━━━ Recorded information ━━━
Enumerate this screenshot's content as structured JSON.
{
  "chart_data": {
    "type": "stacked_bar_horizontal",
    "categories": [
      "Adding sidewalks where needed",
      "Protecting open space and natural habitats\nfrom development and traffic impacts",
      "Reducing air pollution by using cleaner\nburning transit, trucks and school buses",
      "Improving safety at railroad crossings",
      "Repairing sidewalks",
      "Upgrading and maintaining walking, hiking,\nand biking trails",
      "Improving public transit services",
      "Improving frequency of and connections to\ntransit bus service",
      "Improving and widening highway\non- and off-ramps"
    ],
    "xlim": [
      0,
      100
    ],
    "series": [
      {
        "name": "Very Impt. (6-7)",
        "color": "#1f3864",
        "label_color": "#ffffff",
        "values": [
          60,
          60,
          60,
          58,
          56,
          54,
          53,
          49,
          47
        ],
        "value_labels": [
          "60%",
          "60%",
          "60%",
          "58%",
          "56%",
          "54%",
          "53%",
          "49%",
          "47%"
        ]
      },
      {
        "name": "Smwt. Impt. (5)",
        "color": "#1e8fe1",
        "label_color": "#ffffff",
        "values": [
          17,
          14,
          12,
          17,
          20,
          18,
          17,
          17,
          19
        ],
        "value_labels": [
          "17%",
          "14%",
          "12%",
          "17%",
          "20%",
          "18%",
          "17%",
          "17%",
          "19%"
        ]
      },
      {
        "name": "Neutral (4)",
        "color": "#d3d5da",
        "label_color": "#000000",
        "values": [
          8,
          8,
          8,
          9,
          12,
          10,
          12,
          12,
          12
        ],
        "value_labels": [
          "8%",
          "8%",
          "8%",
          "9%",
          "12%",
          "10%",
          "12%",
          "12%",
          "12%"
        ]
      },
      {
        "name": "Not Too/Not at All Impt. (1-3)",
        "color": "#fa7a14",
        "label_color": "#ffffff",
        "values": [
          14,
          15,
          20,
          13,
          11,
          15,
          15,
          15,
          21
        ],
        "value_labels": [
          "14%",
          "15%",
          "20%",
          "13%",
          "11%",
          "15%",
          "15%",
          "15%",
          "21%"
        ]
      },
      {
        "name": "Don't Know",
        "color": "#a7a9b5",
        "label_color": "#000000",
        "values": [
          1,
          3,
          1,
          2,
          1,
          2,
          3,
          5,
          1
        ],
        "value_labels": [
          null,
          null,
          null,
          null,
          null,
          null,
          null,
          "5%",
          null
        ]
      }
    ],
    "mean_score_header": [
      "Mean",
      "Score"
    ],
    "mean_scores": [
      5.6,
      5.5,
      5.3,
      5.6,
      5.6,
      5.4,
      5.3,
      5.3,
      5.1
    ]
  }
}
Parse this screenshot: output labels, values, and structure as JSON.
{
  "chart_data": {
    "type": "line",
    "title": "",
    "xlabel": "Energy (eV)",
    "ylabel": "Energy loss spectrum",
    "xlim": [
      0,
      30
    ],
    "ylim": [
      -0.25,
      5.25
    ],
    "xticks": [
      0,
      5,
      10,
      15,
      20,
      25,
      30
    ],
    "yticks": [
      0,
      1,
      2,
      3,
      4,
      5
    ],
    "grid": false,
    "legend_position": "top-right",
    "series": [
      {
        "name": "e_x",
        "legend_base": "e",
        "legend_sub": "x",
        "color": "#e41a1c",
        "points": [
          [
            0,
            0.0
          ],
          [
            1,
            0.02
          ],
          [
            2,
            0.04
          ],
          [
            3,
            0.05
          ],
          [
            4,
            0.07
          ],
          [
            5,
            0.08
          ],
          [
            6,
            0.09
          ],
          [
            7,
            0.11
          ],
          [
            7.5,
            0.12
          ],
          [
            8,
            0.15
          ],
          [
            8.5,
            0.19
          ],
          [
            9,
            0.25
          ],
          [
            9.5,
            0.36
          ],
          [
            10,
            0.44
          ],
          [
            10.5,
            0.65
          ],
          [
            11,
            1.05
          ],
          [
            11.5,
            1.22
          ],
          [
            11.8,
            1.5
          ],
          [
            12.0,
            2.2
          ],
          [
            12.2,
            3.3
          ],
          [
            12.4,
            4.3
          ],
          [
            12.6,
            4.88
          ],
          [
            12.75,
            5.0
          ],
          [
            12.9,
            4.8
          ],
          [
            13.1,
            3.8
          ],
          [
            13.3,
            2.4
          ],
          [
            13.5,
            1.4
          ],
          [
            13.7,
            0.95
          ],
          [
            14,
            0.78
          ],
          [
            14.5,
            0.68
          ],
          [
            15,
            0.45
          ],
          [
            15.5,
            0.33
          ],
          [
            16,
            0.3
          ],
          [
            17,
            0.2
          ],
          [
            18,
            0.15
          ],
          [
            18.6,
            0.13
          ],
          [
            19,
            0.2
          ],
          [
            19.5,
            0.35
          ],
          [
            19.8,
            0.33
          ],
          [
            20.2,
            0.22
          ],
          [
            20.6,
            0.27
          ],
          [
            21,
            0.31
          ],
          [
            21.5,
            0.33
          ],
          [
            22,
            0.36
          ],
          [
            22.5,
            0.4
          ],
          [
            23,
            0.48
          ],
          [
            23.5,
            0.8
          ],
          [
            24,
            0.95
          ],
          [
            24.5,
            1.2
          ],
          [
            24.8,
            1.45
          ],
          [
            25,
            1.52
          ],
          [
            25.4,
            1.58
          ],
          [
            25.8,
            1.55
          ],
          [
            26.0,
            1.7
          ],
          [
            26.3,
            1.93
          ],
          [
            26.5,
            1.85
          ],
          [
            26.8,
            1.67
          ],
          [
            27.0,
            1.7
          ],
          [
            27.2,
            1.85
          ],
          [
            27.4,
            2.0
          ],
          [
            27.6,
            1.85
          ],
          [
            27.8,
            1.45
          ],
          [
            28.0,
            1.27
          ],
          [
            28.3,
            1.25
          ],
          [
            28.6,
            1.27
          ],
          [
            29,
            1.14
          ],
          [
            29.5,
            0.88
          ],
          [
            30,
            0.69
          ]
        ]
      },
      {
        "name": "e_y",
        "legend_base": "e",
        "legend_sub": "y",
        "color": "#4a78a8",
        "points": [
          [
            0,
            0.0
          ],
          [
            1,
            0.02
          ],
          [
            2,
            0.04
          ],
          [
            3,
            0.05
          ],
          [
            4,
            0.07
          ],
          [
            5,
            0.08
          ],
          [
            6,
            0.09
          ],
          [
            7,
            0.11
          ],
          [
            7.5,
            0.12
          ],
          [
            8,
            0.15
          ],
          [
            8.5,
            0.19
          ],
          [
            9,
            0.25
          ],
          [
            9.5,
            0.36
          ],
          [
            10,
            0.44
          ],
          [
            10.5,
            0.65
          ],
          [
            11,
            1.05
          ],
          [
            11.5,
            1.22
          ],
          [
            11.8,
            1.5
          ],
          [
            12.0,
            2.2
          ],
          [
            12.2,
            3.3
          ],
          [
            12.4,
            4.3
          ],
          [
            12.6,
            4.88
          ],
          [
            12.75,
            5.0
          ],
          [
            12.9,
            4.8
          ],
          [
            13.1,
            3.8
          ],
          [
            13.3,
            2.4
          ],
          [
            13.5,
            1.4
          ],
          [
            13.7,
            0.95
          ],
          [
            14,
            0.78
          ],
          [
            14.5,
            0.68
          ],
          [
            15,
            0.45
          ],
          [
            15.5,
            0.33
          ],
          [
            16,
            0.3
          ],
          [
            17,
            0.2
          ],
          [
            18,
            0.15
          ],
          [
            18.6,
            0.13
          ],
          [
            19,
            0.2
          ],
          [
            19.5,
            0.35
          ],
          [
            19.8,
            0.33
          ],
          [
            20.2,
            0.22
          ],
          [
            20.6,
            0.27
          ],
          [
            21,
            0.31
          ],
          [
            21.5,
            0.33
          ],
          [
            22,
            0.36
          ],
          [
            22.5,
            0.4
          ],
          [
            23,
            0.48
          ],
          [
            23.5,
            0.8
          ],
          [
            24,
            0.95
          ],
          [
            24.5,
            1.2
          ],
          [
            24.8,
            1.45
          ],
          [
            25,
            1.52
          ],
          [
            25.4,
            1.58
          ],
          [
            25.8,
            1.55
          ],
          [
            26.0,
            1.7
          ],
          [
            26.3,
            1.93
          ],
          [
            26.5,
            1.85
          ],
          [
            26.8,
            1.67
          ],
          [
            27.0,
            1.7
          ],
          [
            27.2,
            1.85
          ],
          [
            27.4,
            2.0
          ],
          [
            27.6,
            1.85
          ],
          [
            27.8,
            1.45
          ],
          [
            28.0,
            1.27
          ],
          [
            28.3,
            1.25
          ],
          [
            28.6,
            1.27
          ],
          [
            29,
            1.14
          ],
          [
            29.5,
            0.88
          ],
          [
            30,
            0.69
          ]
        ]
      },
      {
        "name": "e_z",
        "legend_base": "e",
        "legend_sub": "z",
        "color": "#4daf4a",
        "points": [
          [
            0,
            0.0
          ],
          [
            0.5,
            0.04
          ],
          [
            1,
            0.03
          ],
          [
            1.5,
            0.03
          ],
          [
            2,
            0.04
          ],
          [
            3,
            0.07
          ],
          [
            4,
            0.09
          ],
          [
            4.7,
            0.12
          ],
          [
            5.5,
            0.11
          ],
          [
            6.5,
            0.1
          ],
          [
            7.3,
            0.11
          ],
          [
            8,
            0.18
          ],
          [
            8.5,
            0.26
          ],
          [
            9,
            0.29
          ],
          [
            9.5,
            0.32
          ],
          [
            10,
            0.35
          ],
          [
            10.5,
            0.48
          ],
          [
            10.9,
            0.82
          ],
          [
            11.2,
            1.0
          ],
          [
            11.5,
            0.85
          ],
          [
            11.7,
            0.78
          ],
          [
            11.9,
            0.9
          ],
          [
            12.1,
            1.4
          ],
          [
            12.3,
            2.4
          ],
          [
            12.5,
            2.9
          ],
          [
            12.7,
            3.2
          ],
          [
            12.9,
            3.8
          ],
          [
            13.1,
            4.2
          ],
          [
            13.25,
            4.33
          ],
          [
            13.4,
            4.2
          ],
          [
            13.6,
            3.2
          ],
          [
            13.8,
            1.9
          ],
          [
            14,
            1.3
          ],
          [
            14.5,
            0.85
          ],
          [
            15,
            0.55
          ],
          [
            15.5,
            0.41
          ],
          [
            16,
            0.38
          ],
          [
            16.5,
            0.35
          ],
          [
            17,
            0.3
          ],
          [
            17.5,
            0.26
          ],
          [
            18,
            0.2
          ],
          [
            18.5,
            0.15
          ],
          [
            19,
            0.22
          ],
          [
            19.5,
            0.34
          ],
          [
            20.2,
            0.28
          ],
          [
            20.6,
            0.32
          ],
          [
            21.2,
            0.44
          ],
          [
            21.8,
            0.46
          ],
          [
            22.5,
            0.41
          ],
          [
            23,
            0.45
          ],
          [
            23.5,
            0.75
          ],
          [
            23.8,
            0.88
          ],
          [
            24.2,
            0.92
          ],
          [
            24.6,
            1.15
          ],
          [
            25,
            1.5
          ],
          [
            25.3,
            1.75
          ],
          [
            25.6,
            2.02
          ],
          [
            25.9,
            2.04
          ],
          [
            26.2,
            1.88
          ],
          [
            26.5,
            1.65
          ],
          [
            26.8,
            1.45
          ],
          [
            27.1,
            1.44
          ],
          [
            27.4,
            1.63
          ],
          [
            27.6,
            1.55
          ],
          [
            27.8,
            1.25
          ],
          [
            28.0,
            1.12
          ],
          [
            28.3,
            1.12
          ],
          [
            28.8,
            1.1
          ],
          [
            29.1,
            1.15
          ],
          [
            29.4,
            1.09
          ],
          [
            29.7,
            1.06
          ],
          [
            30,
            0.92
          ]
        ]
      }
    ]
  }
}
━━━
Challenge: From the material above, gather all lines that include the string "Impt" and copy them.

Worked solution:
        "name": "Very Impt. (6-7)",
        "name": "Smwt. Impt. (5)",
        "name": "Not Too/Not at All Impt. (1-3)",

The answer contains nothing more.